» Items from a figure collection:
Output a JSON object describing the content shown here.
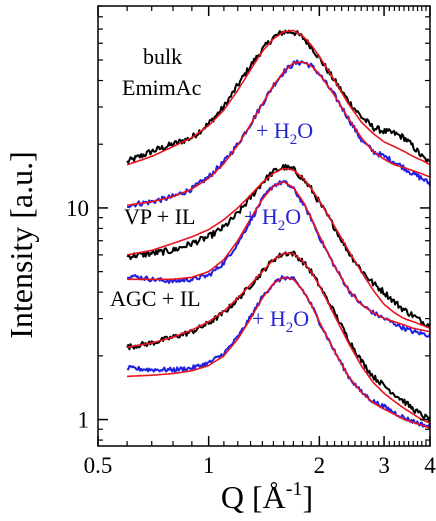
{
  "chart_data": {
    "type": "line",
    "title": "",
    "xlabel": "Q [Å",
    "xlabel_sup": "-1",
    "xlabel_close": "]",
    "ylabel": "Intensity [a.u.]",
    "x_scale": "log",
    "y_scale": "log",
    "xlim": [
      0.5,
      4
    ],
    "ylim": [
      0.75,
      90
    ],
    "x_ticks": [
      {
        "value": 0.5,
        "label": "0.5"
      },
      {
        "value": 1,
        "label": "1"
      },
      {
        "value": 2,
        "label": "2"
      },
      {
        "value": 3,
        "label": "3"
      },
      {
        "value": 4,
        "label": "4"
      }
    ],
    "y_ticks": [
      {
        "value": 1,
        "label": "1"
      },
      {
        "value": 10,
        "label": "10"
      }
    ],
    "grid": false,
    "colors": {
      "data_black": "#000000",
      "data_blue": "#1f1fe6",
      "fit": "#e8141e",
      "text_blue": "#2424d6"
    },
    "annotations": {
      "bulk_line1": "bulk",
      "bulk_line2": "EmimAc",
      "vp": "VP + IL",
      "agc": "AGC + IL",
      "water_prefix": "+ H",
      "water_sub": "2",
      "water_suffix": "O"
    },
    "series": [
      {
        "group": "bulk",
        "kind": "measured",
        "color": "black",
        "noise": 0.035,
        "x": [
          0.6,
          0.7,
          0.8,
          0.9,
          1.0,
          1.1,
          1.2,
          1.3,
          1.4,
          1.5,
          1.6,
          1.7,
          1.8,
          1.9,
          2.0,
          2.2,
          2.4,
          2.6,
          2.8,
          3.0,
          3.2,
          3.4,
          3.6,
          3.8,
          4.0
        ],
        "y": [
          16.5,
          18.5,
          20,
          21.5,
          25,
          30,
          38,
          47,
          56,
          64,
          68,
          68,
          64,
          58,
          51,
          40,
          32,
          27,
          24,
          23,
          22.5,
          21.5,
          19.5,
          17.5,
          16.2
        ]
      },
      {
        "group": "bulk",
        "kind": "fit",
        "color": "red",
        "x": [
          0.6,
          0.7,
          0.8,
          0.9,
          1.0,
          1.1,
          1.2,
          1.3,
          1.4,
          1.5,
          1.6,
          1.7,
          1.8,
          1.9,
          2.0,
          2.2,
          2.4,
          2.6,
          2.8,
          3.0,
          3.2,
          3.4,
          3.6,
          3.8,
          4.0
        ],
        "y": [
          16,
          17.5,
          19.5,
          21.5,
          24.5,
          29,
          36,
          45,
          55,
          63,
          68,
          69,
          65,
          59,
          52,
          40,
          31,
          25.5,
          22.5,
          20.5,
          19.5,
          18.5,
          17.5,
          16.8,
          16
        ]
      },
      {
        "group": "bulk_h2o",
        "kind": "measured",
        "color": "blue",
        "noise": 0.03,
        "x": [
          0.6,
          0.7,
          0.8,
          0.9,
          1.0,
          1.1,
          1.2,
          1.3,
          1.4,
          1.5,
          1.6,
          1.7,
          1.8,
          1.9,
          2.0,
          2.2,
          2.4,
          2.6,
          2.8,
          3.0,
          3.2,
          3.4,
          3.6,
          3.8,
          4.0
        ],
        "y": [
          10.3,
          10.7,
          11.3,
          12.3,
          14,
          16.5,
          20,
          25,
          31,
          38,
          44,
          48,
          49,
          47,
          43,
          34,
          26.5,
          21,
          18.5,
          17.5,
          16.5,
          15.5,
          14.5,
          13.8,
          13
        ]
      },
      {
        "group": "bulk_h2o",
        "kind": "fit",
        "color": "red",
        "x": [
          0.6,
          0.7,
          0.8,
          0.9,
          1.0,
          1.1,
          1.2,
          1.3,
          1.4,
          1.5,
          1.6,
          1.7,
          1.8,
          1.9,
          2.0,
          2.2,
          2.4,
          2.6,
          2.8,
          3.0,
          3.2,
          3.4,
          3.6,
          3.8,
          4.0
        ],
        "y": [
          10.3,
          10.7,
          11.3,
          12.3,
          13.8,
          16.2,
          19.8,
          24.8,
          31,
          38,
          44,
          48.5,
          49,
          47,
          43,
          34,
          26.5,
          21.5,
          18.5,
          17,
          16,
          15.5,
          15,
          14.5,
          14
        ]
      },
      {
        "group": "vp",
        "kind": "measured",
        "color": "black",
        "noise": 0.035,
        "x": [
          0.6,
          0.7,
          0.8,
          0.9,
          1.0,
          1.1,
          1.2,
          1.3,
          1.4,
          1.5,
          1.6,
          1.7,
          1.8,
          1.9,
          2.0,
          2.2,
          2.4,
          2.6,
          2.8,
          3.0,
          3.2,
          3.4,
          3.6,
          3.8,
          4.0
        ],
        "y": [
          5.9,
          6.1,
          6.3,
          6.8,
          7.3,
          8.1,
          9.4,
          11.2,
          13.2,
          14.8,
          15.6,
          15.2,
          13.8,
          12.3,
          10.6,
          8.1,
          6.2,
          5.1,
          4.4,
          4.0,
          3.6,
          3.3,
          3.1,
          2.9,
          2.8
        ]
      },
      {
        "group": "vp",
        "kind": "fit",
        "color": "red",
        "x": [
          0.6,
          0.7,
          0.8,
          0.9,
          1.0,
          1.1,
          1.2,
          1.3,
          1.4,
          1.5,
          1.6,
          1.7,
          1.8,
          1.9,
          2.0,
          2.2,
          2.4,
          2.6,
          2.8,
          3.0,
          3.2,
          3.4,
          3.6,
          3.8,
          4.0
        ],
        "y": [
          6.0,
          6.3,
          6.8,
          7.3,
          7.9,
          8.8,
          10.0,
          11.5,
          13.2,
          14.6,
          15.4,
          15.1,
          13.9,
          12.4,
          10.8,
          8.2,
          6.3,
          5.0,
          4.1,
          3.5,
          3.2,
          3.0,
          2.9,
          2.8,
          2.7
        ]
      },
      {
        "group": "vp_h2o",
        "kind": "measured",
        "color": "blue",
        "noise": 0.025,
        "x": [
          0.6,
          0.7,
          0.8,
          0.9,
          1.0,
          1.1,
          1.2,
          1.3,
          1.4,
          1.5,
          1.6,
          1.7,
          1.8,
          1.9,
          2.0,
          2.2,
          2.4,
          2.6,
          2.8,
          3.0,
          3.2,
          3.4,
          3.6,
          3.8,
          4.0
        ],
        "y": [
          4.8,
          4.6,
          4.5,
          4.6,
          4.8,
          5.5,
          6.8,
          8.7,
          11.0,
          12.8,
          13.3,
          12.3,
          10.6,
          8.9,
          7.3,
          5.3,
          4.1,
          3.5,
          3.2,
          3.0,
          2.85,
          2.7,
          2.6,
          2.55,
          2.5
        ]
      },
      {
        "group": "vp_h2o",
        "kind": "fit",
        "color": "red",
        "x": [
          0.6,
          0.7,
          0.8,
          0.9,
          1.0,
          1.1,
          1.2,
          1.3,
          1.4,
          1.5,
          1.6,
          1.7,
          1.8,
          1.9,
          2.0,
          2.2,
          2.4,
          2.6,
          2.8,
          3.0,
          3.2,
          3.4,
          3.6,
          3.8,
          4.0
        ],
        "y": [
          4.6,
          4.6,
          4.6,
          4.7,
          5.0,
          5.7,
          7.0,
          8.9,
          11.0,
          12.7,
          13.3,
          12.5,
          10.8,
          9.0,
          7.4,
          5.3,
          4.1,
          3.5,
          3.2,
          3.0,
          2.9,
          2.8,
          2.7,
          2.65,
          2.6
        ]
      },
      {
        "group": "agc",
        "kind": "measured",
        "color": "black",
        "noise": 0.03,
        "x": [
          0.6,
          0.7,
          0.8,
          0.9,
          1.0,
          1.1,
          1.2,
          1.3,
          1.4,
          1.5,
          1.6,
          1.7,
          1.8,
          1.9,
          2.0,
          2.2,
          2.4,
          2.6,
          2.8,
          3.0,
          3.2,
          3.4,
          3.6,
          3.8,
          4.0
        ],
        "y": [
          2.2,
          2.3,
          2.45,
          2.6,
          2.85,
          3.2,
          3.7,
          4.3,
          5.0,
          5.7,
          6.1,
          6.1,
          5.6,
          5.0,
          4.3,
          3.2,
          2.4,
          1.9,
          1.6,
          1.45,
          1.32,
          1.22,
          1.12,
          1.05,
          1.0
        ]
      },
      {
        "group": "agc",
        "kind": "fit",
        "color": "red",
        "x": [
          0.6,
          0.7,
          0.8,
          0.9,
          1.0,
          1.1,
          1.2,
          1.3,
          1.4,
          1.5,
          1.6,
          1.7,
          1.8,
          1.9,
          2.0,
          2.2,
          2.4,
          2.6,
          2.8,
          3.0,
          3.2,
          3.4,
          3.6,
          3.8,
          4.0
        ],
        "y": [
          2.2,
          2.3,
          2.45,
          2.65,
          2.9,
          3.25,
          3.75,
          4.35,
          5.0,
          5.7,
          6.1,
          6.1,
          5.6,
          5.0,
          4.3,
          3.1,
          2.3,
          1.8,
          1.5,
          1.33,
          1.22,
          1.13,
          1.06,
          1.0,
          0.96
        ]
      },
      {
        "group": "agc_h2o",
        "kind": "measured",
        "color": "blue",
        "noise": 0.025,
        "x": [
          0.6,
          0.7,
          0.8,
          0.9,
          1.0,
          1.1,
          1.2,
          1.3,
          1.4,
          1.5,
          1.6,
          1.7,
          1.8,
          1.9,
          2.0,
          2.2,
          2.4,
          2.6,
          2.8,
          3.0,
          3.2,
          3.4,
          3.6,
          3.8,
          4.0
        ],
        "y": [
          1.75,
          1.72,
          1.72,
          1.75,
          1.85,
          2.05,
          2.45,
          3.05,
          3.8,
          4.4,
          4.7,
          4.6,
          4.1,
          3.5,
          2.9,
          2.1,
          1.6,
          1.35,
          1.22,
          1.15,
          1.08,
          1.02,
          0.98,
          0.95,
          0.92
        ]
      },
      {
        "group": "agc_h2o",
        "kind": "fit",
        "color": "red",
        "x": [
          0.6,
          0.7,
          0.8,
          0.9,
          1.0,
          1.1,
          1.2,
          1.3,
          1.4,
          1.5,
          1.6,
          1.7,
          1.8,
          1.9,
          2.0,
          2.2,
          2.4,
          2.6,
          2.8,
          3.0,
          3.2,
          3.4,
          3.6,
          3.8,
          4.0
        ],
        "y": [
          1.6,
          1.62,
          1.65,
          1.7,
          1.8,
          2.0,
          2.4,
          3.0,
          3.75,
          4.4,
          4.7,
          4.6,
          4.1,
          3.5,
          2.9,
          2.1,
          1.6,
          1.35,
          1.2,
          1.12,
          1.06,
          1.0,
          0.97,
          0.94,
          0.91
        ]
      }
    ]
  }
}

» Work instructions:
Select and copy every line of the listing with the word "value".

» Task response:
        "value": 0.5,
        "value": 1,
        "value": 2,
        "value": 3,
        "value": 4,
        "value": 1,
        "value": 10,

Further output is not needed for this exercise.